**Records supplied:**

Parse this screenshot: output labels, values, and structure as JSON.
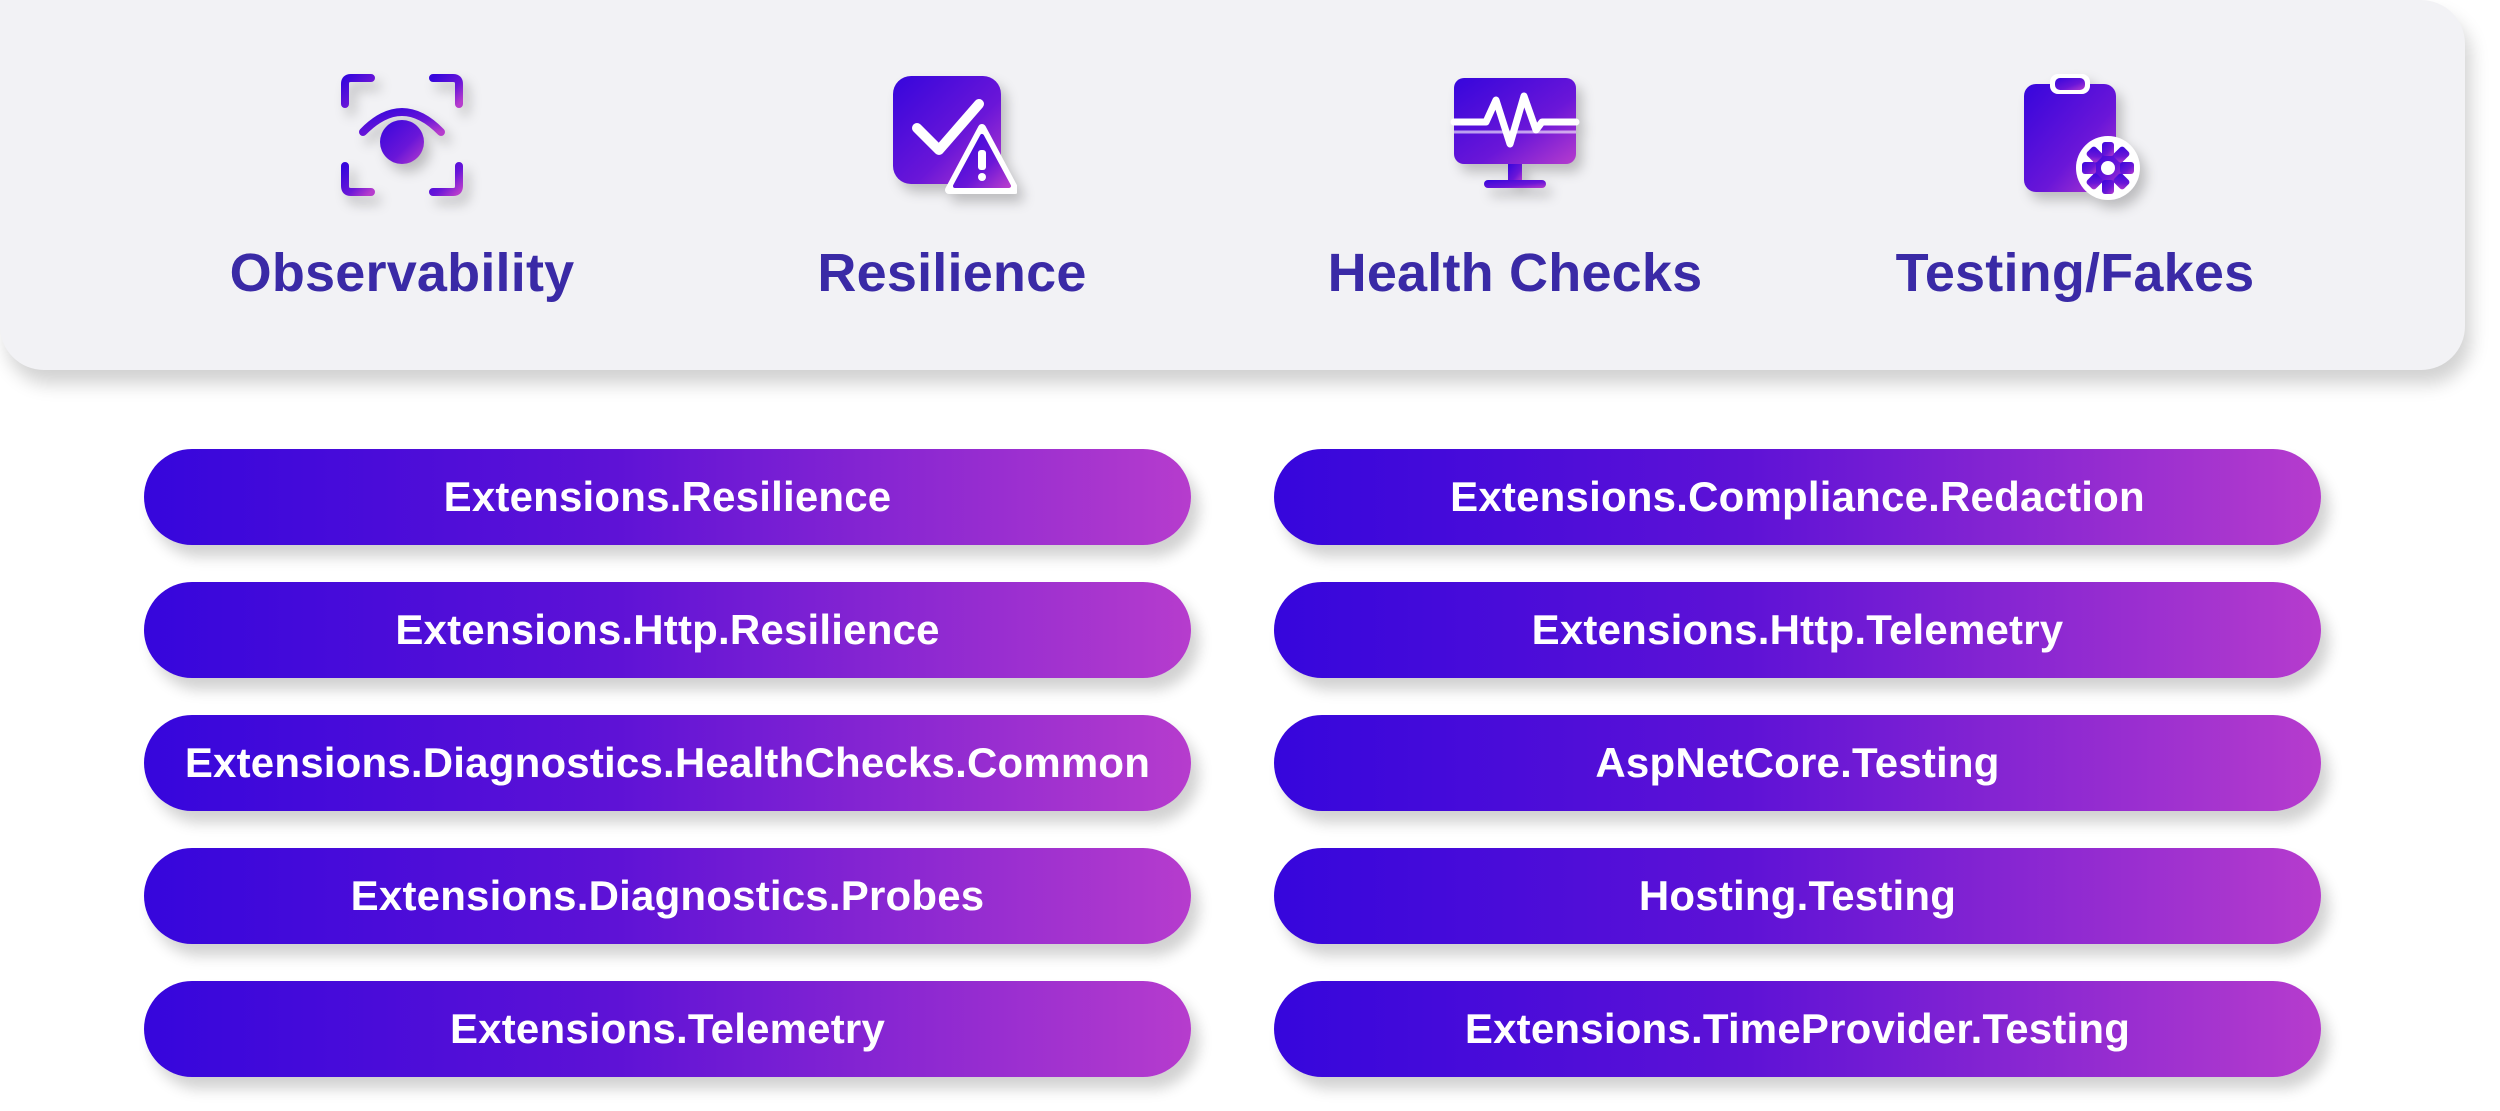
{
  "categories": [
    {
      "label": "Observability",
      "icon": "eye-focus-icon"
    },
    {
      "label": "Resilience",
      "icon": "checkbox-warning-icon"
    },
    {
      "label": "Health Checks",
      "icon": "heartbeat-monitor-icon"
    },
    {
      "label": "Testing/Fakes",
      "icon": "clipboard-gear-icon"
    }
  ],
  "colors": {
    "gradient_start": "#3606dc",
    "gradient_end": "#b63ccd",
    "label_text": "#3a2aa6",
    "panel_background": "#f2f2f5"
  },
  "packages": {
    "left": [
      "Extensions.Resilience",
      "Extensions.Http.Resilience",
      "Extensions.Diagnostics.HealthChecks.Common",
      "Extensions.Diagnostics.Probes",
      "Extensions.Telemetry"
    ],
    "right": [
      "Extensions.Compliance.Redaction",
      "Extensions.Http.Telemetry",
      "AspNetCore.Testing",
      "Hosting.Testing",
      "Extensions.TimeProvider.Testing"
    ]
  }
}
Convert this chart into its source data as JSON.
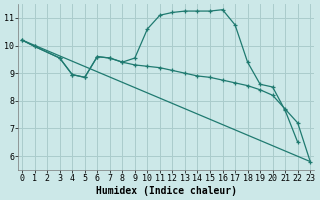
{
  "xlabel": "Humidex (Indice chaleur)",
  "background_color": "#cce8e8",
  "grid_color": "#aacccc",
  "line_color": "#1f7a70",
  "xlim": [
    -0.3,
    23.3
  ],
  "ylim": [
    5.5,
    11.5
  ],
  "yticks": [
    6,
    7,
    8,
    9,
    10,
    11
  ],
  "xticks": [
    0,
    1,
    2,
    3,
    4,
    5,
    6,
    7,
    8,
    9,
    10,
    11,
    12,
    13,
    14,
    15,
    16,
    17,
    18,
    19,
    20,
    21,
    22,
    23
  ],
  "curve1_x": [
    0,
    1,
    3,
    4,
    5,
    6,
    7,
    8,
    9,
    10,
    11,
    12,
    13,
    14,
    15,
    16,
    17,
    18,
    19,
    20,
    21,
    22
  ],
  "curve1_y": [
    10.2,
    9.97,
    9.55,
    8.95,
    8.85,
    9.6,
    9.55,
    9.4,
    9.55,
    10.6,
    11.1,
    11.2,
    11.25,
    11.25,
    11.25,
    11.3,
    10.75,
    9.4,
    8.6,
    8.5,
    7.65,
    6.5
  ],
  "curve2_x": [
    0,
    1,
    3,
    4,
    5,
    6,
    7,
    8,
    9,
    10,
    11,
    12,
    13,
    14,
    15,
    16,
    17,
    18,
    19,
    20,
    21,
    22,
    23
  ],
  "curve2_y": [
    10.2,
    9.97,
    9.55,
    8.95,
    8.85,
    9.6,
    9.55,
    9.4,
    9.3,
    9.25,
    9.2,
    9.1,
    9.0,
    8.9,
    8.85,
    8.75,
    8.65,
    8.55,
    8.4,
    8.2,
    7.7,
    7.2,
    5.8
  ],
  "line3_x": [
    0,
    23
  ],
  "line3_y": [
    10.2,
    5.8
  ],
  "tick_fontsize": 6,
  "xlabel_fontsize": 7
}
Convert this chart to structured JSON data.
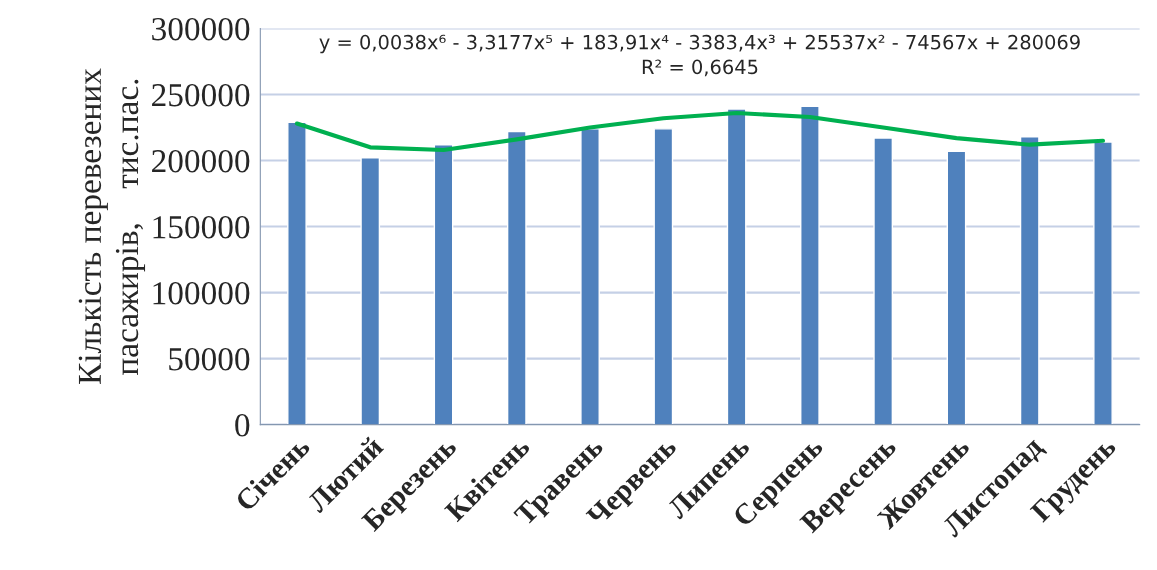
{
  "chart_data": {
    "type": "bar",
    "ylabel": "Кількість перевезених\nпасажирів,    тис.пас.",
    "categories": [
      "Січень",
      "Лютий",
      "Березень",
      "Квітень",
      "Травень",
      "Червень",
      "Липень",
      "Серпень",
      "Вересень",
      "Жовтень",
      "Листопад",
      "Грудень"
    ],
    "series": [
      {
        "color": "#4f81bd",
        "values": [
          229000,
          202000,
          212000,
          222000,
          224000,
          224000,
          239000,
          241000,
          217000,
          207000,
          218000,
          214000
        ]
      },
      {
        "type": "line",
        "color": "#00b050",
        "values": [
          228000,
          210000,
          208000,
          216000,
          225000,
          232000,
          236000,
          233000,
          225000,
          217000,
          212000,
          215000
        ]
      }
    ],
    "annotations": [
      "y = 0,0038x⁶ - 3,3177x⁵ + 183,91x⁴ - 3383,4x³ + 25537x² - 74567x + 280069\nR² = 0,6645"
    ],
    "ylim": [
      0,
      300000
    ],
    "yticks": [
      0,
      50000,
      100000,
      150000,
      200000,
      250000,
      300000
    ],
    "grid": "y",
    "legend": false
  }
}
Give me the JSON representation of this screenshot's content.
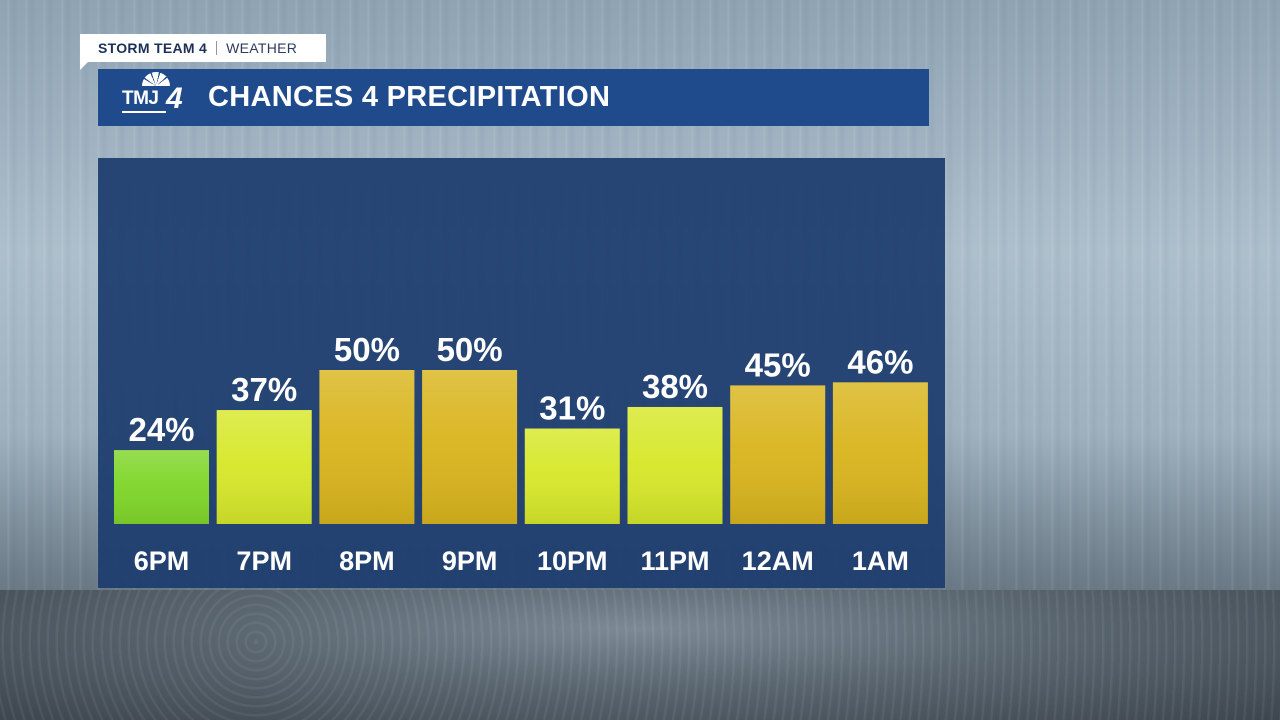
{
  "brand": {
    "program": "STORM TEAM 4",
    "section": "WEATHER"
  },
  "logo": {
    "station_text": "TMJ",
    "station_number": "4"
  },
  "header": {
    "title": "CHANCES 4 PRECIPITATION"
  },
  "colors": {
    "header_bar": "#1f4a8c",
    "panel": "#1c3c6e",
    "low": "#7fd62a",
    "mid": "#d7e82a",
    "high": "#d9b51e"
  },
  "chart_data": {
    "type": "bar",
    "title": "CHANCES 4 PRECIPITATION",
    "categories": [
      "6PM",
      "7PM",
      "8PM",
      "9PM",
      "10PM",
      "11PM",
      "12AM",
      "1AM"
    ],
    "values": [
      24,
      37,
      50,
      50,
      31,
      38,
      45,
      46
    ],
    "value_labels": [
      "24%",
      "37%",
      "50%",
      "50%",
      "31%",
      "38%",
      "45%",
      "46%"
    ],
    "unit": "%",
    "ylim": [
      0,
      50
    ],
    "grid": false,
    "legend": "none"
  }
}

**What needs to be done:** Except for the pictures, reproduce every line exactly.

**Task output:**
Parse this screenshot: output labels, values, and structure as JSON.
{
  "categories": [
    {
      "label": "Observability",
      "icon": "eye-focus-icon"
    },
    {
      "label": "Resilience",
      "icon": "checkbox-warning-icon"
    },
    {
      "label": "Health Checks",
      "icon": "heartbeat-monitor-icon"
    },
    {
      "label": "Testing/Fakes",
      "icon": "clipboard-gear-icon"
    }
  ],
  "colors": {
    "gradient_start": "#3606dc",
    "gradient_end": "#b63ccd",
    "label_text": "#3a2aa6",
    "panel_background": "#f2f2f5"
  },
  "packages": {
    "left": [
      "Extensions.Resilience",
      "Extensions.Http.Resilience",
      "Extensions.Diagnostics.HealthChecks.Common",
      "Extensions.Diagnostics.Probes",
      "Extensions.Telemetry"
    ],
    "right": [
      "Extensions.Compliance.Redaction",
      "Extensions.Http.Telemetry",
      "AspNetCore.Testing",
      "Hosting.Testing",
      "Extensions.TimeProvider.Testing"
    ]
  }
}
Convert this chart into its source data as JSON.
{
  "xlabel": "Humidex (Indice chaleur)",
  "background_color": "#cce8e8",
  "grid_color": "#aacccc",
  "line_color": "#1f7a70",
  "xlim": [
    -0.3,
    23.3
  ],
  "ylim": [
    5.5,
    11.5
  ],
  "yticks": [
    6,
    7,
    8,
    9,
    10,
    11
  ],
  "xticks": [
    0,
    1,
    2,
    3,
    4,
    5,
    6,
    7,
    8,
    9,
    10,
    11,
    12,
    13,
    14,
    15,
    16,
    17,
    18,
    19,
    20,
    21,
    22,
    23
  ],
  "curve1_x": [
    0,
    1,
    3,
    4,
    5,
    6,
    7,
    8,
    9,
    10,
    11,
    12,
    13,
    14,
    15,
    16,
    17,
    18,
    19,
    20,
    21,
    22
  ],
  "curve1_y": [
    10.2,
    9.97,
    9.55,
    8.95,
    8.85,
    9.6,
    9.55,
    9.4,
    9.55,
    10.6,
    11.1,
    11.2,
    11.25,
    11.25,
    11.25,
    11.3,
    10.75,
    9.4,
    8.6,
    8.5,
    7.65,
    6.5
  ],
  "curve2_x": [
    0,
    1,
    3,
    4,
    5,
    6,
    7,
    8,
    9,
    10,
    11,
    12,
    13,
    14,
    15,
    16,
    17,
    18,
    19,
    20,
    21,
    22,
    23
  ],
  "curve2_y": [
    10.2,
    9.97,
    9.55,
    8.95,
    8.85,
    9.6,
    9.55,
    9.4,
    9.3,
    9.25,
    9.2,
    9.1,
    9.0,
    8.9,
    8.85,
    8.75,
    8.65,
    8.55,
    8.4,
    8.2,
    7.7,
    7.2,
    5.8
  ],
  "line3_x": [
    0,
    23
  ],
  "line3_y": [
    10.2,
    5.8
  ],
  "tick_fontsize": 6,
  "xlabel_fontsize": 7
}
Convert this chart to structured JSON data.
{
  "chart_data": {
    "type": "bar",
    "ylabel": "Кількість перевезених\nпасажирів,    тис.пас.",
    "categories": [
      "Січень",
      "Лютий",
      "Березень",
      "Квітень",
      "Травень",
      "Червень",
      "Липень",
      "Серпень",
      "Вересень",
      "Жовтень",
      "Листопад",
      "Грудень"
    ],
    "series": [
      {
        "color": "#4f81bd",
        "values": [
          229000,
          202000,
          212000,
          222000,
          224000,
          224000,
          239000,
          241000,
          217000,
          207000,
          218000,
          214000
        ]
      },
      {
        "type": "line",
        "color": "#00b050",
        "values": [
          228000,
          210000,
          208000,
          216000,
          225000,
          232000,
          236000,
          233000,
          225000,
          217000,
          212000,
          215000
        ]
      }
    ],
    "annotations": [
      "y = 0,0038x⁶ - 3,3177x⁵ + 183,91x⁴ - 3383,4x³ + 25537x² - 74567x + 280069\nR² = 0,6645"
    ],
    "ylim": [
      0,
      300000
    ],
    "yticks": [
      0,
      50000,
      100000,
      150000,
      200000,
      250000,
      300000
    ],
    "grid": "y",
    "legend": false
  }
}
Give me the JSON representation of this screenshot's content.
{
  "brand": {
    "program": "STORM TEAM 4",
    "section": "WEATHER"
  },
  "logo": {
    "station_text": "TMJ",
    "station_number": "4"
  },
  "header": {
    "title": "CHANCES 4 PRECIPITATION"
  },
  "colors": {
    "header_bar": "#1f4a8c",
    "panel": "#1c3c6e",
    "low": "#7fd62a",
    "mid": "#d7e82a",
    "high": "#d9b51e"
  },
  "chart_data": {
    "type": "bar",
    "title": "CHANCES 4 PRECIPITATION",
    "categories": [
      "6PM",
      "7PM",
      "8PM",
      "9PM",
      "10PM",
      "11PM",
      "12AM",
      "1AM"
    ],
    "values": [
      24,
      37,
      50,
      50,
      31,
      38,
      45,
      46
    ],
    "value_labels": [
      "24%",
      "37%",
      "50%",
      "50%",
      "31%",
      "38%",
      "45%",
      "46%"
    ],
    "unit": "%",
    "ylim": [
      0,
      50
    ],
    "grid": false,
    "legend": "none"
  }
}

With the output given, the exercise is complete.